▶ [RECORD EXTRACTS]:
————
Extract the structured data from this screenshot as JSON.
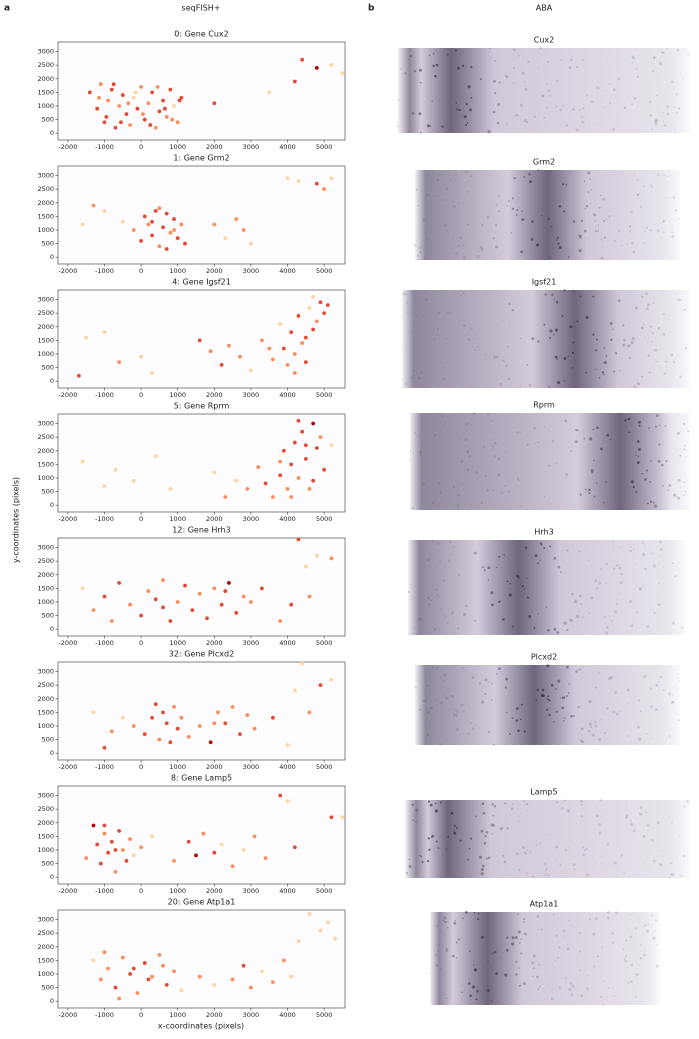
{
  "panel_labels": [
    "a",
    "b"
  ],
  "headers": [
    "seqFISH+",
    "ABA"
  ],
  "y_axis_label": "y-coordinates (pixels)",
  "x_axis_label": "x-coordinates (pixels)",
  "cmap": [
    "#fdd49e",
    "#fc8d59",
    "#e34a33",
    "#b30000"
  ],
  "chart_data": [
    {
      "type": "scatter",
      "title": "0: Gene Cux2",
      "xlim": [
        -2270,
        5570
      ],
      "ylim": [
        -250,
        3350
      ],
      "xticks": [
        -2000,
        -1000,
        0,
        1000,
        2000,
        3000,
        4000,
        5000
      ],
      "yticks": [
        0,
        500,
        1000,
        1500,
        2000,
        2500,
        3000
      ],
      "x": [
        -1400,
        -1200,
        -1100,
        -1000,
        -900,
        -800,
        -700,
        -600,
        -500,
        -400,
        -300,
        -200,
        -100,
        0,
        100,
        200,
        300,
        400,
        500,
        600,
        700,
        800,
        900,
        1000,
        1100,
        -1150,
        -950,
        -750,
        -550,
        -350,
        -150,
        50,
        250,
        450,
        650,
        850,
        1050,
        2000,
        3500,
        4200,
        4400,
        4800,
        5200,
        5500
      ],
      "y": [
        1500,
        900,
        1800,
        400,
        1200,
        1600,
        200,
        1000,
        1400,
        700,
        300,
        1300,
        900,
        1700,
        500,
        1100,
        1500,
        200,
        800,
        1200,
        600,
        1600,
        1000,
        400,
        1300,
        1300,
        600,
        1800,
        400,
        1100,
        1500,
        700,
        300,
        1700,
        900,
        500,
        1200,
        1100,
        1500,
        1900,
        2700,
        2400,
        2500,
        2200
      ],
      "values": [
        3,
        3,
        2,
        3,
        2,
        3,
        3,
        2,
        3,
        3,
        2,
        1,
        3,
        2,
        3,
        2,
        3,
        2,
        3,
        3,
        2,
        3,
        1,
        2,
        3,
        2,
        3,
        3,
        3,
        2,
        1,
        2,
        3,
        2,
        3,
        2,
        3,
        3,
        1,
        3,
        3,
        4,
        1,
        1
      ]
    },
    {
      "type": "scatter",
      "title": "1: Gene Grm2",
      "xlim": [
        -2270,
        5570
      ],
      "ylim": [
        -250,
        3350
      ],
      "xticks": [
        -2000,
        -1000,
        0,
        1000,
        2000,
        3000,
        4000,
        5000
      ],
      "yticks": [
        0,
        500,
        1000,
        1500,
        2000,
        2500,
        3000
      ],
      "x": [
        -1600,
        -1300,
        -1000,
        -500,
        -200,
        0,
        100,
        200,
        300,
        400,
        500,
        600,
        700,
        800,
        900,
        1000,
        1100,
        1200,
        300,
        500,
        700,
        900,
        2000,
        2300,
        2600,
        2800,
        3000,
        4000,
        4300,
        4800,
        5000,
        5200
      ],
      "y": [
        1200,
        1900,
        1700,
        1300,
        1000,
        600,
        1500,
        1200,
        800,
        1700,
        400,
        1100,
        1600,
        900,
        1400,
        700,
        1200,
        500,
        1300,
        1800,
        300,
        1000,
        1200,
        700,
        1400,
        1000,
        500,
        2900,
        2800,
        2700,
        2500,
        2900
      ],
      "values": [
        1,
        2,
        1,
        1,
        2,
        3,
        3,
        2,
        3,
        3,
        2,
        3,
        3,
        2,
        3,
        3,
        2,
        3,
        3,
        2,
        3,
        2,
        2,
        1,
        2,
        2,
        1,
        1,
        1,
        3,
        2,
        1
      ]
    },
    {
      "type": "scatter",
      "title": "4: Gene Igsf21",
      "xlim": [
        -2270,
        5570
      ],
      "ylim": [
        -250,
        3350
      ],
      "xticks": [
        -2000,
        -1000,
        0,
        1000,
        2000,
        3000,
        4000,
        5000
      ],
      "yticks": [
        0,
        500,
        1000,
        1500,
        2000,
        2500,
        3000
      ],
      "x": [
        -1700,
        -1500,
        -1000,
        -600,
        0,
        300,
        1600,
        1900,
        2200,
        2400,
        2700,
        3000,
        3300,
        3600,
        3800,
        3900,
        4000,
        4100,
        4200,
        4300,
        4400,
        4500,
        4600,
        4700,
        4800,
        4900,
        5000,
        5100,
        4200,
        4500,
        4700,
        3500
      ],
      "y": [
        200,
        1600,
        1800,
        700,
        900,
        300,
        1500,
        1100,
        600,
        1300,
        900,
        400,
        1500,
        800,
        2100,
        1200,
        600,
        1800,
        1000,
        2400,
        1400,
        700,
        2700,
        1900,
        2200,
        2900,
        2500,
        2800,
        300,
        1600,
        3100,
        1200
      ],
      "values": [
        3,
        1,
        1,
        2,
        1,
        1,
        3,
        2,
        3,
        2,
        2,
        1,
        2,
        2,
        1,
        3,
        2,
        3,
        2,
        3,
        2,
        3,
        1,
        3,
        2,
        3,
        3,
        3,
        2,
        3,
        1,
        2
      ]
    },
    {
      "type": "scatter",
      "title": "5: Gene Rprm",
      "xlim": [
        -2270,
        5570
      ],
      "ylim": [
        -250,
        3350
      ],
      "xticks": [
        -2000,
        -1000,
        0,
        1000,
        2000,
        3000,
        4000,
        5000
      ],
      "yticks": [
        0,
        500,
        1000,
        1500,
        2000,
        2500,
        3000
      ],
      "x": [
        -1600,
        -1000,
        -700,
        -200,
        400,
        800,
        2000,
        2300,
        2600,
        2900,
        3200,
        3400,
        3600,
        3800,
        3900,
        4000,
        4100,
        4200,
        4300,
        4400,
        4500,
        4600,
        4700,
        4800,
        4900,
        5000,
        4100,
        4500,
        4300,
        4700,
        5200,
        3800
      ],
      "y": [
        1600,
        700,
        1300,
        900,
        1800,
        600,
        1200,
        300,
        900,
        600,
        1400,
        800,
        300,
        1100,
        2000,
        600,
        1500,
        2300,
        1000,
        2700,
        1700,
        600,
        3000,
        2100,
        2500,
        1300,
        300,
        2200,
        3100,
        900,
        2200,
        1600
      ],
      "values": [
        1,
        1,
        1,
        1,
        1,
        1,
        1,
        2,
        1,
        2,
        2,
        3,
        2,
        3,
        3,
        2,
        3,
        3,
        2,
        3,
        3,
        2,
        4,
        3,
        2,
        3,
        2,
        3,
        3,
        3,
        1,
        2
      ]
    },
    {
      "type": "scatter",
      "title": "12: Gene Hrh3",
      "xlim": [
        -2270,
        5570
      ],
      "ylim": [
        -250,
        3350
      ],
      "xticks": [
        -2000,
        -1000,
        0,
        1000,
        2000,
        3000,
        4000,
        5000
      ],
      "yticks": [
        0,
        500,
        1000,
        1500,
        2000,
        2500,
        3000
      ],
      "x": [
        -1600,
        -1300,
        -1000,
        -800,
        -600,
        -300,
        0,
        200,
        400,
        600,
        800,
        1000,
        1200,
        1400,
        1600,
        1800,
        2000,
        2200,
        2400,
        2600,
        2800,
        3000,
        3300,
        3800,
        4100,
        4300,
        4500,
        4600,
        4800,
        5200,
        600,
        2300
      ],
      "y": [
        1500,
        700,
        1200,
        300,
        1700,
        900,
        500,
        1400,
        1100,
        1800,
        300,
        1000,
        1600,
        700,
        1300,
        400,
        1500,
        900,
        1700,
        600,
        1200,
        1000,
        1500,
        300,
        900,
        3300,
        2300,
        1200,
        2700,
        2600,
        800,
        1400
      ],
      "values": [
        1,
        2,
        3,
        2,
        3,
        2,
        3,
        2,
        3,
        2,
        3,
        2,
        3,
        3,
        2,
        3,
        2,
        3,
        4,
        3,
        2,
        2,
        3,
        2,
        3,
        3,
        1,
        2,
        1,
        2,
        3,
        3
      ]
    },
    {
      "type": "scatter",
      "title": "32: Gene Plcxd2",
      "xlim": [
        -2270,
        5570
      ],
      "ylim": [
        -250,
        3350
      ],
      "xticks": [
        -2000,
        -1000,
        0,
        1000,
        2000,
        3000,
        4000,
        5000
      ],
      "yticks": [
        0,
        500,
        1000,
        1500,
        2000,
        2500,
        3000
      ],
      "x": [
        -1300,
        -1000,
        -800,
        -500,
        -200,
        100,
        300,
        400,
        500,
        600,
        700,
        800,
        900,
        1000,
        1100,
        1300,
        1600,
        1900,
        2100,
        2300,
        2500,
        2700,
        2900,
        3100,
        3600,
        4000,
        4200,
        4400,
        4600,
        4900,
        5200,
        2000
      ],
      "y": [
        1500,
        200,
        800,
        1300,
        1000,
        700,
        1300,
        1800,
        500,
        1500,
        1100,
        400,
        1700,
        900,
        1300,
        600,
        1000,
        400,
        1500,
        1100,
        1700,
        700,
        1400,
        900,
        1300,
        300,
        2300,
        3300,
        1500,
        2500,
        2700,
        1100
      ],
      "values": [
        1,
        3,
        2,
        1,
        2,
        3,
        3,
        3,
        2,
        3,
        3,
        3,
        2,
        3,
        2,
        2,
        2,
        4,
        2,
        3,
        2,
        3,
        2,
        2,
        3,
        1,
        1,
        1,
        2,
        3,
        1,
        2
      ]
    },
    {
      "type": "scatter",
      "title": "8: Gene Lamp5",
      "xlim": [
        -2270,
        5570
      ],
      "ylim": [
        -250,
        3350
      ],
      "xticks": [
        -2000,
        -1000,
        0,
        1000,
        2000,
        3000,
        4000,
        5000
      ],
      "yticks": [
        0,
        500,
        1000,
        1500,
        2000,
        2500,
        3000
      ],
      "x": [
        -1500,
        -1300,
        -1200,
        -1100,
        -1000,
        -900,
        -800,
        -700,
        -600,
        -500,
        -400,
        -300,
        -200,
        0,
        300,
        900,
        1300,
        1500,
        1700,
        2000,
        2200,
        2500,
        2800,
        3100,
        3400,
        3800,
        4000,
        4200,
        5200,
        5500,
        -1000,
        -700
      ],
      "y": [
        700,
        1900,
        1200,
        500,
        1600,
        900,
        1300,
        200,
        1700,
        1000,
        600,
        1400,
        800,
        1100,
        1500,
        600,
        1300,
        800,
        1600,
        900,
        1200,
        400,
        1000,
        1500,
        700,
        3000,
        2800,
        1100,
        2200,
        2200,
        1900,
        1000
      ],
      "values": [
        2,
        4,
        3,
        3,
        2,
        3,
        3,
        2,
        3,
        2,
        3,
        2,
        1,
        2,
        1,
        2,
        3,
        4,
        2,
        3,
        1,
        2,
        1,
        2,
        2,
        3,
        1,
        3,
        3,
        1,
        3,
        3
      ]
    },
    {
      "type": "scatter",
      "title": "20: Gene Atp1a1",
      "xlim": [
        -2270,
        5570
      ],
      "ylim": [
        -250,
        3350
      ],
      "xticks": [
        -2000,
        -1000,
        0,
        1000,
        2000,
        3000,
        4000,
        5000
      ],
      "yticks": [
        0,
        500,
        1000,
        1500,
        2000,
        2500,
        3000
      ],
      "x": [
        -1300,
        -1100,
        -900,
        -700,
        -500,
        -300,
        -100,
        100,
        300,
        500,
        700,
        900,
        1100,
        -1000,
        -600,
        -200,
        200,
        600,
        2500,
        2800,
        3000,
        3300,
        3600,
        3900,
        4100,
        4300,
        4600,
        4900,
        5100,
        5300,
        1600,
        2000
      ],
      "y": [
        1500,
        800,
        1200,
        500,
        1600,
        1000,
        300,
        1400,
        900,
        1700,
        600,
        1100,
        400,
        1800,
        100,
        1200,
        800,
        1300,
        800,
        1300,
        500,
        1100,
        700,
        1500,
        900,
        2200,
        3200,
        2600,
        2900,
        2300,
        900,
        600
      ],
      "values": [
        1,
        2,
        2,
        3,
        2,
        3,
        2,
        3,
        2,
        2,
        3,
        2,
        1,
        2,
        2,
        3,
        3,
        2,
        2,
        3,
        2,
        1,
        2,
        2,
        1,
        1,
        1,
        1,
        1,
        1,
        2,
        1
      ]
    }
  ],
  "images": [
    {
      "label": "Cux2"
    },
    {
      "label": "Grm2"
    },
    {
      "label": "Igsf21"
    },
    {
      "label": "Rprm"
    },
    {
      "label": "Hrh3"
    },
    {
      "label": "Plcxd2"
    },
    {
      "label": "Lamp5"
    },
    {
      "label": "Atp1a1"
    }
  ]
}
————
▶ [WHAT THE EXERCISE ASKS]: Note how many lines in the material hold the word "pixels", and give that number with nothing added.

▶ [TASK ANSWER]: 2